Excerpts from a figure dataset
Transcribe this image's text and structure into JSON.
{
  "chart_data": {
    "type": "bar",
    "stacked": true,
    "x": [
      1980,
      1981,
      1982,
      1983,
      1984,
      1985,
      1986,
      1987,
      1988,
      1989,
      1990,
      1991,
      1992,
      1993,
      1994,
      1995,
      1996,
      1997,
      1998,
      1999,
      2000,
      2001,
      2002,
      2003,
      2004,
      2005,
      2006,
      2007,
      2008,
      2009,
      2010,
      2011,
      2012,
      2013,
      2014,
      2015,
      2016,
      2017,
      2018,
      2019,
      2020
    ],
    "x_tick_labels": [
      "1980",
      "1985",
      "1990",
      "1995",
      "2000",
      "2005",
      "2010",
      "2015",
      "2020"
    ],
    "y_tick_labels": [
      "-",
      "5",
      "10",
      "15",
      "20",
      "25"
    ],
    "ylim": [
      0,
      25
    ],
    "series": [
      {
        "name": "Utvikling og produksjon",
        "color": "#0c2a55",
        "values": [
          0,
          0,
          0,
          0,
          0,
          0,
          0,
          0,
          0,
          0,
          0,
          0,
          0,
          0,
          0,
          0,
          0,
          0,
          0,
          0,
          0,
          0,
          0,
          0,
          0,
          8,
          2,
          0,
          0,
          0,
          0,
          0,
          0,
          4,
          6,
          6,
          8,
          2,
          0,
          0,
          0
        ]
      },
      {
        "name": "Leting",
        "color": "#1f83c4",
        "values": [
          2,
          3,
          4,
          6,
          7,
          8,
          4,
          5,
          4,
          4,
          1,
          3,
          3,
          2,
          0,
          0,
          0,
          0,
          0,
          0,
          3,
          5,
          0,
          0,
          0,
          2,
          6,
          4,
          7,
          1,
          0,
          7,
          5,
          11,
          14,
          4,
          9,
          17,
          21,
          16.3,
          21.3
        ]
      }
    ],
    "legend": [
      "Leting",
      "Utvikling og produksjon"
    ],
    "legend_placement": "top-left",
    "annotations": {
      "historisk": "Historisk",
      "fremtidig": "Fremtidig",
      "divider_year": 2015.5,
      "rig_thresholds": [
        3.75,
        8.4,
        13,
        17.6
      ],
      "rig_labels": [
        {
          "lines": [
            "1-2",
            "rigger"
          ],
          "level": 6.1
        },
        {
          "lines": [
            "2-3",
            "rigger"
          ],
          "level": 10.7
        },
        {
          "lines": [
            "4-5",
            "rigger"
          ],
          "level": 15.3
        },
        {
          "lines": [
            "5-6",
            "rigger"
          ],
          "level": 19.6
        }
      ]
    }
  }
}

*Task description*.
From the records above, extract everything verbatim.

*Full output*.
Transcribe this image's text and structure into JSON.
{
  "chart_data": {
    "type": "bar",
    "stacked": true,
    "x": [
      1980,
      1981,
      1982,
      1983,
      1984,
      1985,
      1986,
      1987,
      1988,
      1989,
      1990,
      1991,
      1992,
      1993,
      1994,
      1995,
      1996,
      1997,
      1998,
      1999,
      2000,
      2001,
      2002,
      2003,
      2004,
      2005,
      2006,
      2007,
      2008,
      2009,
      2010,
      2011,
      2012,
      2013,
      2014,
      2015,
      2016,
      2017,
      2018,
      2019,
      2020
    ],
    "x_tick_labels": [
      "1980",
      "1985",
      "1990",
      "1995",
      "2000",
      "2005",
      "2010",
      "2015",
      "2020"
    ],
    "y_tick_labels": [
      "-",
      "5",
      "10",
      "15",
      "20",
      "25"
    ],
    "ylim": [
      0,
      25
    ],
    "series": [
      {
        "name": "Utvikling og produksjon",
        "color": "#0c2a55",
        "values": [
          0,
          0,
          0,
          0,
          0,
          0,
          0,
          0,
          0,
          0,
          0,
          0,
          0,
          0,
          0,
          0,
          0,
          0,
          0,
          0,
          0,
          0,
          0,
          0,
          0,
          8,
          2,
          0,
          0,
          0,
          0,
          0,
          0,
          4,
          6,
          6,
          8,
          2,
          0,
          0,
          0
        ]
      },
      {
        "name": "Leting",
        "color": "#1f83c4",
        "values": [
          2,
          3,
          4,
          6,
          7,
          8,
          4,
          5,
          4,
          4,
          1,
          3,
          3,
          2,
          0,
          0,
          0,
          0,
          0,
          0,
          3,
          5,
          0,
          0,
          0,
          2,
          6,
          4,
          7,
          1,
          0,
          7,
          5,
          11,
          14,
          4,
          9,
          17,
          21,
          16.3,
          21.3
        ]
      }
    ],
    "legend": [
      "Leting",
      "Utvikling og produksjon"
    ],
    "legend_placement": "top-left",
    "annotations": {
      "historisk": "Historisk",
      "fremtidig": "Fremtidig",
      "divider_year": 2015.5,
      "rig_thresholds": [
        3.75,
        8.4,
        13,
        17.6
      ],
      "rig_labels": [
        {
          "lines": [
            "1-2",
            "rigger"
          ],
          "level": 6.1
        },
        {
          "lines": [
            "2-3",
            "rigger"
          ],
          "level": 10.7
        },
        {
          "lines": [
            "4-5",
            "rigger"
          ],
          "level": 15.3
        },
        {
          "lines": [
            "5-6",
            "rigger"
          ],
          "level": 19.6
        }
      ]
    }
  }
}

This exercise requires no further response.